Write the listing below out again exactly, dropping the images.

### Rows

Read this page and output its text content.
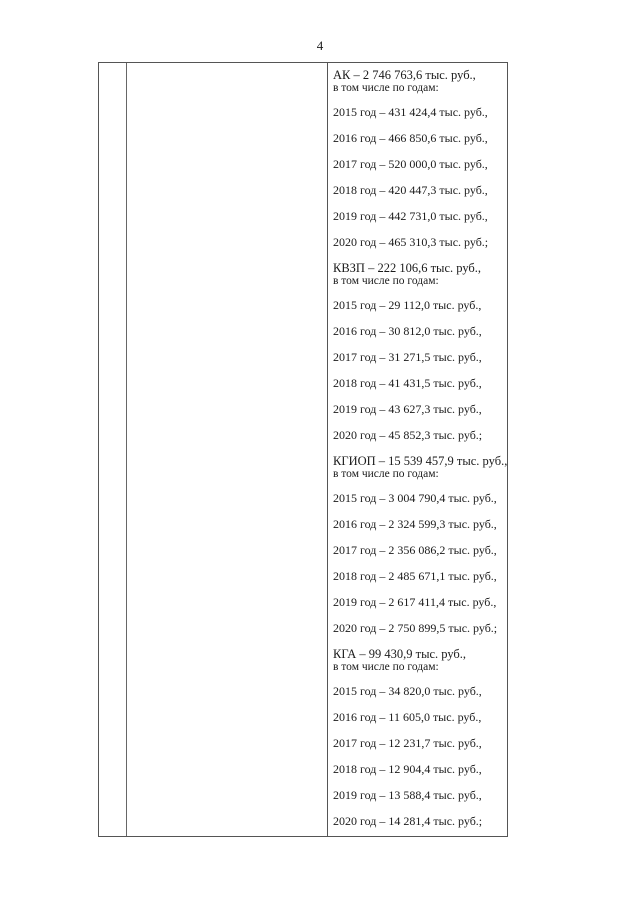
4
АК – 2 746 763,6 тыс. руб.,
в том числе по годам:
2015 год – 431 424,4 тыс. руб.,
2016 год – 466 850,6 тыс. руб.,
2017 год – 520 000,0 тыс. руб.,
2018 год – 420 447,3 тыс. руб.,
2019 год – 442 731,0 тыс. руб.,
2020 год – 465 310,3 тыс. руб.;
КВЗП – 222 106,6 тыс. руб.,
в том числе по годам:
2015 год – 29 112,0 тыс. руб.,
2016 год – 30 812,0 тыс. руб.,
2017 год – 31 271,5 тыс. руб.,
2018 год – 41 431,5 тыс. руб.,
2019 год – 43 627,3 тыс. руб.,
2020 год – 45 852,3 тыс. руб.;
КГИОП – 15 539 457,9 тыс. руб.,
в том числе по годам:
2015 год – 3 004 790,4 тыс. руб.,
2016 год – 2 324 599,3 тыс. руб.,
2017 год – 2 356 086,2 тыс. руб.,
2018 год – 2 485 671,1 тыс. руб.,
2019 год – 2 617 411,4 тыс. руб.,
2020 год – 2 750 899,5 тыс. руб.;
КГА – 99 430,9 тыс. руб.,
в том числе по годам:
2015 год – 34 820,0 тыс. руб.,
2016 год – 11 605,0 тыс. руб.,
2017 год – 12 231,7 тыс. руб.,
2018 год – 12 904,4 тыс. руб.,
2019 год – 13 588,4 тыс. руб.,
2020 год – 14 281,4 тыс. руб.;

######

* _Correct output_
Read this page and output its text content.
4
АК – 2 746 763,6 тыс. руб.,
в том числе по годам:
2015 год – 431 424,4 тыс. руб.,
2016 год – 466 850,6 тыс. руб.,
2017 год – 520 000,0 тыс. руб.,
2018 год – 420 447,3 тыс. руб.,
2019 год – 442 731,0 тыс. руб.,
2020 год – 465 310,3 тыс. руб.;
КВЗП – 222 106,6 тыс. руб.,
в том числе по годам:
2015 год – 29 112,0 тыс. руб.,
2016 год – 30 812,0 тыс. руб.,
2017 год – 31 271,5 тыс. руб.,
2018 год – 41 431,5 тыс. руб.,
2019 год – 43 627,3 тыс. руб.,
2020 год – 45 852,3 тыс. руб.;
КГИОП – 15 539 457,9 тыс. руб.,
в том числе по годам:
2015 год – 3 004 790,4 тыс. руб.,
2016 год – 2 324 599,3 тыс. руб.,
2017 год – 2 356 086,2 тыс. руб.,
2018 год – 2 485 671,1 тыс. руб.,
2019 год – 2 617 411,4 тыс. руб.,
2020 год – 2 750 899,5 тыс. руб.;
КГА – 99 430,9 тыс. руб.,
в том числе по годам:
2015 год – 34 820,0 тыс. руб.,
2016 год – 11 605,0 тыс. руб.,
2017 год – 12 231,7 тыс. руб.,
2018 год – 12 904,4 тыс. руб.,
2019 год – 13 588,4 тыс. руб.,
2020 год – 14 281,4 тыс. руб.;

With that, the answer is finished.